**Dataset records**
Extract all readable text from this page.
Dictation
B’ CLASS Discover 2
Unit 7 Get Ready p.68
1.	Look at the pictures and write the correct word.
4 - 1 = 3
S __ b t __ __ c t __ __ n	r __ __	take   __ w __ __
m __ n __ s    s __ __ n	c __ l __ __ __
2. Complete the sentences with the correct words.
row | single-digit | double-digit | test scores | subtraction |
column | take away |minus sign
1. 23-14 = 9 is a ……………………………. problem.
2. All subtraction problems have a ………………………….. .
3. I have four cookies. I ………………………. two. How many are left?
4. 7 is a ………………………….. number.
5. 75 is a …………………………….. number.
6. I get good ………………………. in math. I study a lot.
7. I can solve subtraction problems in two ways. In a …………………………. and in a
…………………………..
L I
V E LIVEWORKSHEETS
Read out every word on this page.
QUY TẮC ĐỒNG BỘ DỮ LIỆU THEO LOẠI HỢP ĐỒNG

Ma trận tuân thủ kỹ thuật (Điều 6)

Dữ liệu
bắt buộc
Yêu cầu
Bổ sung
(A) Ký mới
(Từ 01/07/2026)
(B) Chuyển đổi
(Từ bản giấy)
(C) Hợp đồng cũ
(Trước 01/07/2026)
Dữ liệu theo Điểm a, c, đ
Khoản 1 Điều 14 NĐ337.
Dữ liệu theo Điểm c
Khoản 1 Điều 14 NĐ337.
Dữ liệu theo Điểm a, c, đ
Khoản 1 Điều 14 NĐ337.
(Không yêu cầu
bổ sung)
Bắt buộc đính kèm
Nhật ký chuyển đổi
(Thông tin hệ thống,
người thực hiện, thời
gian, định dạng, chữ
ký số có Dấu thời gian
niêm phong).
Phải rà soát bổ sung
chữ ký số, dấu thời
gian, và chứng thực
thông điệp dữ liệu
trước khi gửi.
* * *
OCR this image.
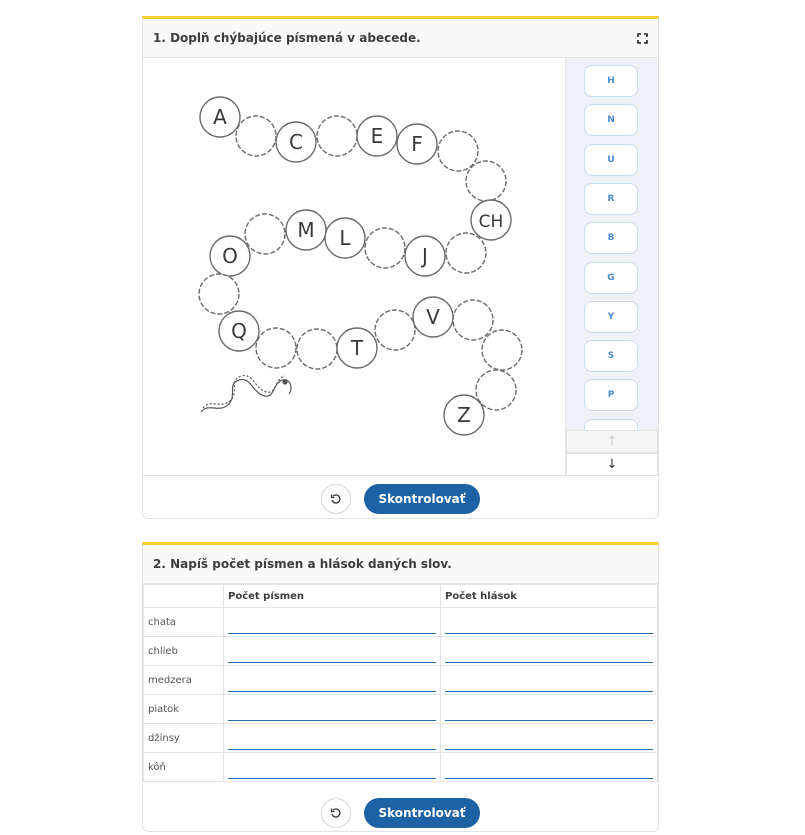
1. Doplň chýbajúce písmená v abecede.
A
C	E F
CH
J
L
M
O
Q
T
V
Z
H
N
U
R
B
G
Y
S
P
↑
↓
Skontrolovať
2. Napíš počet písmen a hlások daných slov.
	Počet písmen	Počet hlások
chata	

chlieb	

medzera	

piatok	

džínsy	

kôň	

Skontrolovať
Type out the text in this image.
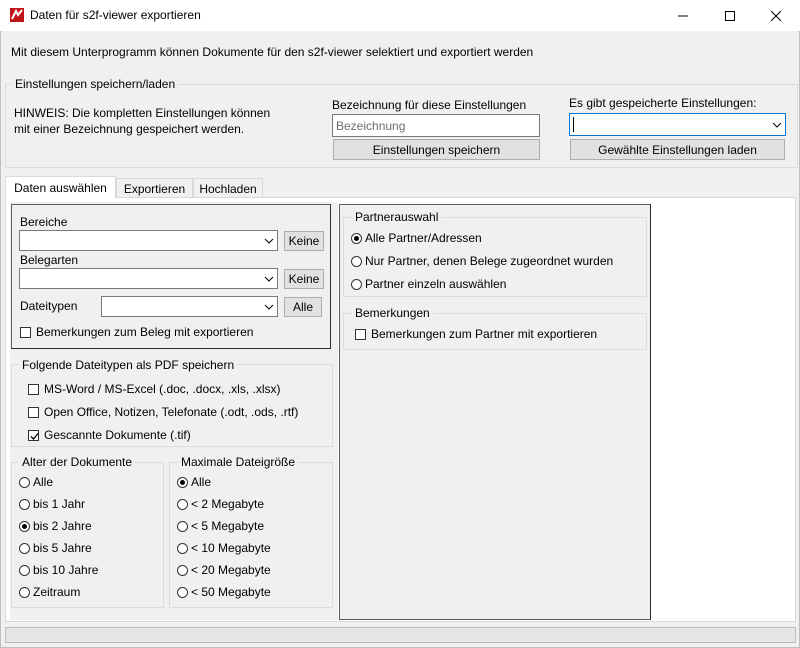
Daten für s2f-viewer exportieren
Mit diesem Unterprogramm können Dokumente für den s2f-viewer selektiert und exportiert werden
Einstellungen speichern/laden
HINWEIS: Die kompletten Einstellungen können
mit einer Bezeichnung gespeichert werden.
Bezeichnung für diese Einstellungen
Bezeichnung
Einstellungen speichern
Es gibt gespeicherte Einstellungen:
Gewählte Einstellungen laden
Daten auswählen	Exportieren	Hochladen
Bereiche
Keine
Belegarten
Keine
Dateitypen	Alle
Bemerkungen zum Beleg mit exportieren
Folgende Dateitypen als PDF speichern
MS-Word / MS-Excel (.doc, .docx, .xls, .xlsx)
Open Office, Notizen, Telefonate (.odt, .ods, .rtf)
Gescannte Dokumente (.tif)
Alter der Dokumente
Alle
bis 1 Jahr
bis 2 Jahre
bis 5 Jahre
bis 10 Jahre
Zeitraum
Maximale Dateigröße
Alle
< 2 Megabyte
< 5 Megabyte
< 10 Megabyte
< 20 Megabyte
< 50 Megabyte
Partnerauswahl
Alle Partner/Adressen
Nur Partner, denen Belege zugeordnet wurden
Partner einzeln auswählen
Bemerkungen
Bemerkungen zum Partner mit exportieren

**Short task**
Scan the lines for the string "text". Copy out each line that matches.

**The completed task**
Extract all readable text from this page.
Type out the text in this image.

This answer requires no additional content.